[Document section Boundary: Start]
Alphabet Shrugs Off Advertising Slump, Thanks to Search Engine
After years of easy financial growth and booming popularity, Alphabet, Google’s parent company, has in recent months faced mounting questions about its future. It has been under the gun to deliver artificial intelligence technology, its sales growth has decelerated, and it is laying off 12,000 employees to cut costs.
On Tuesday, Google shrugged off some of those questions, returning to sales growth in defiance of a slowdown in digital advertising.
The company reported revenue of $69.8 billion in the first three months of 2023, up 3 percent from a year earlier and beating analysts’ average estimate of $68.9 billion. Its profits fell 8 percent, to $15 billion — the fifth consecutive decline — though Alphabet said it recorded $2.6 billion in charges related to recent layoffs and office space reductions.
Google still faces significant challenges. Its video platform, YouTube, continues to be crimped by the ad slump and rival Microsoft has gained buzz and users after incorporating an A.I. chatbot into its search engine, Bing.
But Tuesday’s results highlighted Google’s enviable advantage as a gateway to the web for billions of people around the world, a position that cannot be dislodged quickly or easily.
In particular, Google’s search engine, the core of the world’s largest digital advertising machine, remained strong. Revenue from the search engine rose almost 2 percent. to $40.4 billion, in the first quarter, higher than analysts’ estimates of $39.4 billion. The company said travel firms and retailers had spent more to reach customers on the search platform.
Sante Faustini, who runs product intelligence at M Science, a data research firm, said in an interview that Google’s search engine was the driving force of the company’s rebound, in a sign of the service’s “resilience” against larger economic forces.
[Document section Boundary: End]
Pick up the article on Alphabet's first-quarter results after its final sentence and continue writing it. The items that come next are separate material, unrelated to the article.
[Data listing Boundary: Start]
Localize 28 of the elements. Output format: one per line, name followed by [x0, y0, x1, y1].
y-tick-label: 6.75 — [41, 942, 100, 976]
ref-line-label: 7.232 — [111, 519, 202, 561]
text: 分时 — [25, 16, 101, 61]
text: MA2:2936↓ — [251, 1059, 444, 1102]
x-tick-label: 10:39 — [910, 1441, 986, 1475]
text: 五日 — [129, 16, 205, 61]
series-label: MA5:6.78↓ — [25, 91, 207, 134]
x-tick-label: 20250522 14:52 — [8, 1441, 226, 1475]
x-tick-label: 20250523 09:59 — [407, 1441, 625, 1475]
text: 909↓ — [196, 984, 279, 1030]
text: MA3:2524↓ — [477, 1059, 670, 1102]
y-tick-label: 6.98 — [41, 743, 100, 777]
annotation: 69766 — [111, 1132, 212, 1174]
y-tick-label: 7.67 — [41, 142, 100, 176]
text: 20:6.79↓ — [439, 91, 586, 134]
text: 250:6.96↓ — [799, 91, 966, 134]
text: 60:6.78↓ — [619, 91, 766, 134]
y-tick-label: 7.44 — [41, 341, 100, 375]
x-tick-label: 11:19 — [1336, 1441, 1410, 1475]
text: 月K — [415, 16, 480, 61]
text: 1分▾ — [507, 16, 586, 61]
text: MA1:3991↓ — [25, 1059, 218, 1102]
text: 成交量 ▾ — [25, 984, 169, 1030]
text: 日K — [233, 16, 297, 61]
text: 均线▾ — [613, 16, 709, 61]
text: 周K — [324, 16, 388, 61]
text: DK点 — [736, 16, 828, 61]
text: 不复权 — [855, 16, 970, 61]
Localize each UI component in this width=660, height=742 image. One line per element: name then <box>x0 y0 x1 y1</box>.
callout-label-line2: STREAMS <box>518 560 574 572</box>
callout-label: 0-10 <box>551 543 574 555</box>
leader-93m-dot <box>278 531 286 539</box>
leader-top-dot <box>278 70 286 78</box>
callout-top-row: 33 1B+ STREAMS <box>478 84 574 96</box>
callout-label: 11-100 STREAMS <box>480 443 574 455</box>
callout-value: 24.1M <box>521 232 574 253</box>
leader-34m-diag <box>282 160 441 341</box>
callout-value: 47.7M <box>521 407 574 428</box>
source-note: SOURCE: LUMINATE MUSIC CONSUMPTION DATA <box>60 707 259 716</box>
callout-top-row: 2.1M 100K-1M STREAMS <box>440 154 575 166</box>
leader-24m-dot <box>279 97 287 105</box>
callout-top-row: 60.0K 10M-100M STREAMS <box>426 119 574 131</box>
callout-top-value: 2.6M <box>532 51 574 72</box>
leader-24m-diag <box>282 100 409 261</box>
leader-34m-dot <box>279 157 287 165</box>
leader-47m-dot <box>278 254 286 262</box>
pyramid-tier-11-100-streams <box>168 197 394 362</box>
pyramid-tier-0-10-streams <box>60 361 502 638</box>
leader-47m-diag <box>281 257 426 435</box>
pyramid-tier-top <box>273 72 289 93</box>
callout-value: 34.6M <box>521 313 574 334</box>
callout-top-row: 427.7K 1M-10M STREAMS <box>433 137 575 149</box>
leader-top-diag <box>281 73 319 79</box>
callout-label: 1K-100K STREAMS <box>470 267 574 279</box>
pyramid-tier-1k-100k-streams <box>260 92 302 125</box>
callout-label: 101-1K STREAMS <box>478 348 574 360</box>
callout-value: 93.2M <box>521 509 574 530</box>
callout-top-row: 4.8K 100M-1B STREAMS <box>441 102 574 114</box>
[Data listing Boundary: End]
**Result below:**
Starting last year, rising interest rates and inflation had made advertisers thriftier, undermining the sales and profit of Google and its peers Snap and Meta, which owns Facebook and Instagram. Google’s sales had declined slightly at the end of last year.
That had put Alphabet under growing pressure to reassure investors it could still deliver revenue and profit gains, after years of gravity-defying leaps. Mark Mahaney, an analyst at Evercore ISI, encapsulated Wall Street’s demands in a recent note, in which he pushed the company to shed expenses, stabilize core businesses including YouTube and accelerate the release of artificial intelligence technology.
The internet giant said in January it would cull 12,000 people, or 6 percent, of its global work force, from its payroll. As of March 31, Alphabet had 190,711 employees, compared with 190,234 at the end of last year. The company’s layoffs did not officially go into effect until the end of last month.
At the same time, Google’s search engine appeared threatened by a wave of chatbots that have captured the public imagination. In particular, tools from Microsoft and OpenAI, the maker of the popular ChatGPT chatbot, have begun testing Google’s mettle.
In March, Google released a chatbot called Bard to mixed reviews, but the company does not generate revenue from the tool. The New York Times has reported that Google will incorporate conversational A.I. features into its flagship search engine in May, and has begun work on a new, more personalized search engine designed to take advantage of A.I. advances.
Last week, Alphabet consolidated its main A.I. teams into one unit, Google DeepMind, to make quicker progress in the field. The move combined the London-based A.I. lab DeepMind with Google Brain, part of the company’s research division. DeepMind’s chief executive, Demis Hassabis, assumed control of the group. Jeff Dean, Google’s top research executive, had previously overseen Google Brain, which he co-founded.
In an earnings call on Tuesday, Sundar Pichai, Alphabet’s chief executive, said the company had made “good progress” in A.I., comparing it to the company’s transition from desktop to mobile computing more than a decade ago.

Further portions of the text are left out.